Filter the entries below down to the lines that hold "sera".

━━━ Listed records ━━━

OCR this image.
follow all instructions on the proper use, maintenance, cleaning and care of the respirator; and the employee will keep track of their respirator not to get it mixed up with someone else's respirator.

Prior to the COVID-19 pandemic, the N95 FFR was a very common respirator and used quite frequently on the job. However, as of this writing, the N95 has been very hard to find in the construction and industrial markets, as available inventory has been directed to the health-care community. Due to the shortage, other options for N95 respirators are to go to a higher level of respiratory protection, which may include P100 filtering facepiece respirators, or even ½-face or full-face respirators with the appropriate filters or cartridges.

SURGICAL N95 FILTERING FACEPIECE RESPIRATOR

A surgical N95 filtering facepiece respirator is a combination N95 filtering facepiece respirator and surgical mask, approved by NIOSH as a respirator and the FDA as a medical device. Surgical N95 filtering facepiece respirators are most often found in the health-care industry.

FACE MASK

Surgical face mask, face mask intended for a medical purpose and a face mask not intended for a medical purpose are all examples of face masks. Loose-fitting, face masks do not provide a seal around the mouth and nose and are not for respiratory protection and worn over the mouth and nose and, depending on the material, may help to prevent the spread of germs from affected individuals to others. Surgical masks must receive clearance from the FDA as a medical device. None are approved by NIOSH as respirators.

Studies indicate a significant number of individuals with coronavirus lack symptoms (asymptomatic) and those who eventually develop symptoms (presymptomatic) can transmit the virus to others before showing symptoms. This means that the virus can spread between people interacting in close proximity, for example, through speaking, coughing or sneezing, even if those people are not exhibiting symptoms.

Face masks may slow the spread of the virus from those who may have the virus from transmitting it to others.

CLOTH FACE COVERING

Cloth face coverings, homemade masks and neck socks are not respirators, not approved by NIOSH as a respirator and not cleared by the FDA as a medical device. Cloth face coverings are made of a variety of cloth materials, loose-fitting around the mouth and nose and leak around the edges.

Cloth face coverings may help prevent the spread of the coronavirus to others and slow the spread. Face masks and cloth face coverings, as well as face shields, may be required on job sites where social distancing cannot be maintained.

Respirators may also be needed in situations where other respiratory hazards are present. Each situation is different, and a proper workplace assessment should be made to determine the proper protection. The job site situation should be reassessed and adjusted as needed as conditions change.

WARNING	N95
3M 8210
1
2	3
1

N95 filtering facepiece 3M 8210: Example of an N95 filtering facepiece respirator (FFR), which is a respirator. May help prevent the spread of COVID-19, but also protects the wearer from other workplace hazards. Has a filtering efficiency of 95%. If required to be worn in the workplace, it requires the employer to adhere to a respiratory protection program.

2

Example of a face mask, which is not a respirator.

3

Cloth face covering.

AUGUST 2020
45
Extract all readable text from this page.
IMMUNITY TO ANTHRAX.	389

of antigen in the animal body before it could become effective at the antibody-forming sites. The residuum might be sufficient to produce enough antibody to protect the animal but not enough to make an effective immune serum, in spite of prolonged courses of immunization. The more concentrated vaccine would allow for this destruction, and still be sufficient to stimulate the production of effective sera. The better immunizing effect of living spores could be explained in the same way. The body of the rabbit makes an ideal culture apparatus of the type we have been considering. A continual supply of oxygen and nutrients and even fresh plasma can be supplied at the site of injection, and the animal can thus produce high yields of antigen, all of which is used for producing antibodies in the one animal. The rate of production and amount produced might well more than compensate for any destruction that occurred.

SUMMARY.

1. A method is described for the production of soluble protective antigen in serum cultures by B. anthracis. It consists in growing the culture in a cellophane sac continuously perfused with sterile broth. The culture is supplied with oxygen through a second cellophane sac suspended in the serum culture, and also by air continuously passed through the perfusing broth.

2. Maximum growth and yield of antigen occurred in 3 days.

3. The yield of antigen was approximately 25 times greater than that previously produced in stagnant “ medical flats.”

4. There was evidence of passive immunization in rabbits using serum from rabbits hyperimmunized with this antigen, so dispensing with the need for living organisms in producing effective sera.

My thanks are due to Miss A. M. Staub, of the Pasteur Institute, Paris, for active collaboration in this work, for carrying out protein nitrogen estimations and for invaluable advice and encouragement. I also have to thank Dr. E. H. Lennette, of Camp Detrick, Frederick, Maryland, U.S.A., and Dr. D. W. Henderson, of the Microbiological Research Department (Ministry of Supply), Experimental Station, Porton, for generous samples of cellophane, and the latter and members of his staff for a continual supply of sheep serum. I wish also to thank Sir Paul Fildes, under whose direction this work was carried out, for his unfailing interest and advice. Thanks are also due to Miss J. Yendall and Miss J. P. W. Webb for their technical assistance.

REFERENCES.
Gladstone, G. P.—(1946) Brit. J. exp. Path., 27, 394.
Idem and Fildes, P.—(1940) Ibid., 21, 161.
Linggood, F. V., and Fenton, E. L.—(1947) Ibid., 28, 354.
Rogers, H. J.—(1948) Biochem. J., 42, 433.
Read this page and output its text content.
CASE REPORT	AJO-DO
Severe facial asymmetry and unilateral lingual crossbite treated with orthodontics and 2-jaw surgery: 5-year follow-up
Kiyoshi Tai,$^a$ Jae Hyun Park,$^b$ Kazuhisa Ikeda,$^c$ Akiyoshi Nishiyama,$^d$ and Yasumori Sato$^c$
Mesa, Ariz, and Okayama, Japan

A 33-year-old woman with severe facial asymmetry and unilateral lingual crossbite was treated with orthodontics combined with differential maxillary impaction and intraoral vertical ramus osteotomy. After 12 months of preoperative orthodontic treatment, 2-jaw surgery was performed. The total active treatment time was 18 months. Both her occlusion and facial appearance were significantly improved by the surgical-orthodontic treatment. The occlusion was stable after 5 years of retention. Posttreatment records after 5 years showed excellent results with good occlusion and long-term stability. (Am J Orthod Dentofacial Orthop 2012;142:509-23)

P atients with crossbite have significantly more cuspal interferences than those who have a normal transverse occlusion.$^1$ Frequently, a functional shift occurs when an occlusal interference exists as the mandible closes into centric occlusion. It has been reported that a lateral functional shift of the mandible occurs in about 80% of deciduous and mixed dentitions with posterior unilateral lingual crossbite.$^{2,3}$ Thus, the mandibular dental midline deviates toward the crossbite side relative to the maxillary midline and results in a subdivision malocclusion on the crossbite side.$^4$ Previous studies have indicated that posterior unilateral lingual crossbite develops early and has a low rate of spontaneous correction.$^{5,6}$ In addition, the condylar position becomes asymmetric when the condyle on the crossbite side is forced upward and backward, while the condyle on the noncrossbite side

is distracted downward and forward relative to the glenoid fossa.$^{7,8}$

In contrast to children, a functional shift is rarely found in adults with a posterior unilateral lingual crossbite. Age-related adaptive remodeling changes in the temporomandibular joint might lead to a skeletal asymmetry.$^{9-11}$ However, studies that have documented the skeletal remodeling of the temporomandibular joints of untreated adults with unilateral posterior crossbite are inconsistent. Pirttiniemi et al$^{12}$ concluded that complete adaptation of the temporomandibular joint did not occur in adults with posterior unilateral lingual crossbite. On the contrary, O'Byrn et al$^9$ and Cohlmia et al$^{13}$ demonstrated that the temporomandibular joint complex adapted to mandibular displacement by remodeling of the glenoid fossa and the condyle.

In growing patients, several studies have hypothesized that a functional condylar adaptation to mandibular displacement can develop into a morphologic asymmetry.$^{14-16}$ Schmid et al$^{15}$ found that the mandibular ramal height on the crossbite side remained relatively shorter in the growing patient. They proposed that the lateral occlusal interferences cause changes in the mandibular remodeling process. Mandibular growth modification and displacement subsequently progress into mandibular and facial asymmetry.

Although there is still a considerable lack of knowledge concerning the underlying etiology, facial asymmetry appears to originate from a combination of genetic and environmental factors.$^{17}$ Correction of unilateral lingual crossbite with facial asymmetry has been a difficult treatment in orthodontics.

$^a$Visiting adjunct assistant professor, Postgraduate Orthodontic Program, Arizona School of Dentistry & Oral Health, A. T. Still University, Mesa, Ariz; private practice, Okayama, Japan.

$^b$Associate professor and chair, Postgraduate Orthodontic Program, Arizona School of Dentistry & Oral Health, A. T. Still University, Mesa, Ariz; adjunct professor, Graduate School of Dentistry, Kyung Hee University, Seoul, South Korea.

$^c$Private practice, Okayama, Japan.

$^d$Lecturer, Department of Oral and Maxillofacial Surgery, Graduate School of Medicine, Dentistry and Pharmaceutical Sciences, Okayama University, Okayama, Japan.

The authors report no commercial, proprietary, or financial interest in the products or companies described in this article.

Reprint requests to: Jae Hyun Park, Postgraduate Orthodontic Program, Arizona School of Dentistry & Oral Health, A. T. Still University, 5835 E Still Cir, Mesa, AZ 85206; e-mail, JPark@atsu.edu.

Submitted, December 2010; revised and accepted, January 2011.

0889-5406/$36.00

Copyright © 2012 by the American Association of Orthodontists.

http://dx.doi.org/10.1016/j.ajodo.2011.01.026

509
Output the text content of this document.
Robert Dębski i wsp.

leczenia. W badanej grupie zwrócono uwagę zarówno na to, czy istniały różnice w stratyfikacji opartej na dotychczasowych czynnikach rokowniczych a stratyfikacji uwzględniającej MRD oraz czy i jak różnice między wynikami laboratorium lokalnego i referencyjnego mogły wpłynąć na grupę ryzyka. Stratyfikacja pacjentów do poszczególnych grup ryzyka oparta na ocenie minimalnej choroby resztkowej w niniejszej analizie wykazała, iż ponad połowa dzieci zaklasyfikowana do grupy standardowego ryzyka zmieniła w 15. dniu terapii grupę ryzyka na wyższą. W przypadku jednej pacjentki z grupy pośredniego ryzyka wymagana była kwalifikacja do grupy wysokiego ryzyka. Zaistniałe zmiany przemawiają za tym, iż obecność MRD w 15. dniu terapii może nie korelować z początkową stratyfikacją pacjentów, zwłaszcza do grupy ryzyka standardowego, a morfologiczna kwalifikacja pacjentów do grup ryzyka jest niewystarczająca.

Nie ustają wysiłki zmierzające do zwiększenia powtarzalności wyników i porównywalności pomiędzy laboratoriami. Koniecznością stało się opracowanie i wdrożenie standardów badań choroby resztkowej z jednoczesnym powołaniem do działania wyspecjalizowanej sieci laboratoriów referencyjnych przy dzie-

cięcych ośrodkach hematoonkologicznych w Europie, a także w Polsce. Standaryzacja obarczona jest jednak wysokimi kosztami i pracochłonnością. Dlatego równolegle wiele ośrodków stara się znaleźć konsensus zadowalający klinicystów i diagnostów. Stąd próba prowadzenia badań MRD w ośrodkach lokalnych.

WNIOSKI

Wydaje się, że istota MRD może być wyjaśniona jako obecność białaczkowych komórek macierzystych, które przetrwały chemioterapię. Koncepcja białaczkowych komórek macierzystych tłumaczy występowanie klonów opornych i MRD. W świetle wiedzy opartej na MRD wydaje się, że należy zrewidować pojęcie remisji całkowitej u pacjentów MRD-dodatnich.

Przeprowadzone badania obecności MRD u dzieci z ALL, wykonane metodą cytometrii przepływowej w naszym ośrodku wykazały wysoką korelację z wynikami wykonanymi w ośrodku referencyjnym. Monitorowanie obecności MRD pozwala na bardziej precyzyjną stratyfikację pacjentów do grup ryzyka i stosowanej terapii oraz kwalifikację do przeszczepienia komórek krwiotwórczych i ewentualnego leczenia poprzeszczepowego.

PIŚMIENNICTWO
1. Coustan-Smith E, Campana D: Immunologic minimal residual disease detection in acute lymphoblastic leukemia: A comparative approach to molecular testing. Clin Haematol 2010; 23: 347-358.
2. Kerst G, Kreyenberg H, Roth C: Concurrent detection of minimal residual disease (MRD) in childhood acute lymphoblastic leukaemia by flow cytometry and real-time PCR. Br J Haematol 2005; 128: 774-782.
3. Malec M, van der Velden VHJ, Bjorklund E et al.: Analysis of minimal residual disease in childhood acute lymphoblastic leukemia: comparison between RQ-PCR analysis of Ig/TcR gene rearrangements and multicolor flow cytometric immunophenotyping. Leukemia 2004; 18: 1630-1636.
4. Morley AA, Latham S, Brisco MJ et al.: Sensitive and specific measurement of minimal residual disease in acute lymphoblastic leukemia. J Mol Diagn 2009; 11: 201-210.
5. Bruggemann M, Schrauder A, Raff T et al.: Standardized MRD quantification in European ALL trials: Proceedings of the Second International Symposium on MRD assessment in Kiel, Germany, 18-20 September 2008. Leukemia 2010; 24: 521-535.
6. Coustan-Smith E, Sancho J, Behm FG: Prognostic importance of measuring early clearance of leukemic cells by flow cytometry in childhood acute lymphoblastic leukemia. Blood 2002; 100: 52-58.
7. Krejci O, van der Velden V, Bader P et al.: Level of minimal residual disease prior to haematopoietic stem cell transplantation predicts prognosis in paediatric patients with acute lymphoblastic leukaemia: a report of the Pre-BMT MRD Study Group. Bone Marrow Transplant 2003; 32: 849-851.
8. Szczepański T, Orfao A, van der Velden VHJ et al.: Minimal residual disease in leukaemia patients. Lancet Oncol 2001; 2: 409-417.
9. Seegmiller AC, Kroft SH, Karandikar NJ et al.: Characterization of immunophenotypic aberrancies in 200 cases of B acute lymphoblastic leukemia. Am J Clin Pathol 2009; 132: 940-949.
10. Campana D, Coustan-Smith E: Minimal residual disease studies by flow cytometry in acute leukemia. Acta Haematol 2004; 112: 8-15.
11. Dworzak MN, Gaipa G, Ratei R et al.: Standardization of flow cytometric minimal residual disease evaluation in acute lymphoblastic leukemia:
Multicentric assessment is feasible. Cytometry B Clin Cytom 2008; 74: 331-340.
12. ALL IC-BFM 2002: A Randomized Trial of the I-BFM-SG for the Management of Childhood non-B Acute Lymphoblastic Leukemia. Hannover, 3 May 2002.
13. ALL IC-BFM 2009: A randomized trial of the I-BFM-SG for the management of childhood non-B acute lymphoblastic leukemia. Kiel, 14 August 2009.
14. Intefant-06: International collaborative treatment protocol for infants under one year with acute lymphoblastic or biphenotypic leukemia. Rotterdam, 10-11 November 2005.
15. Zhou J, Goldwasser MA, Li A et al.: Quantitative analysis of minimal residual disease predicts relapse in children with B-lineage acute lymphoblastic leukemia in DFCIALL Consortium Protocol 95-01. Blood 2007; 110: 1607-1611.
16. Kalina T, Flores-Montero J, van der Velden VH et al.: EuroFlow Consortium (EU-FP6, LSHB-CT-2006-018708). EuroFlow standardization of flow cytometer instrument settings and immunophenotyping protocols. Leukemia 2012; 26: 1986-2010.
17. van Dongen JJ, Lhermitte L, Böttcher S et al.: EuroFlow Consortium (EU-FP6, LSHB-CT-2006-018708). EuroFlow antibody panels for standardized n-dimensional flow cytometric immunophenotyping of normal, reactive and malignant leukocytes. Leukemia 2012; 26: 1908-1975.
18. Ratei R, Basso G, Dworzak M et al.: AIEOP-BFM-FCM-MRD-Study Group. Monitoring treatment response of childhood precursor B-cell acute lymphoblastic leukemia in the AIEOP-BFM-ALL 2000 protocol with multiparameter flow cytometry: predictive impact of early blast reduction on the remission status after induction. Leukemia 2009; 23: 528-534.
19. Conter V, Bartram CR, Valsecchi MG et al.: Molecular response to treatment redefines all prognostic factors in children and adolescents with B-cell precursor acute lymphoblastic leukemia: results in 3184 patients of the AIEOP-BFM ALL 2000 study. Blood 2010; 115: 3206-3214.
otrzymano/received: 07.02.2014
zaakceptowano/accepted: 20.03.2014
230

━━━

_Problem solution_
of antigen in the animal body before it could become effective at the antibody-forming sites. The residuum might be sufficient to produce enough antibody to protect the animal but not enough to make an effective immune serum, in spite of prolonged courses of immunization. The more concentrated vaccine would allow for this destruction, and still be sufficient to stimulate the production of effective sera. The better immunizing effect of living spores could be explained in the same way. The body of the rabbit makes an ideal culture apparatus of the type we have been considering. A continual supply of oxygen and nutrients and even fresh plasma can be supplied at the site of injection, and the animal can thus produce high yields of antigen, all of which is used for producing antibodies in the one animal. The rate of production and amount produced might well more than compensate for any destruction that occurred.
4. There was evidence of passive immunization in rabbits using serum from rabbits hyperimmunized with this antigen, so dispensing with the need for living organisms in producing effective sera.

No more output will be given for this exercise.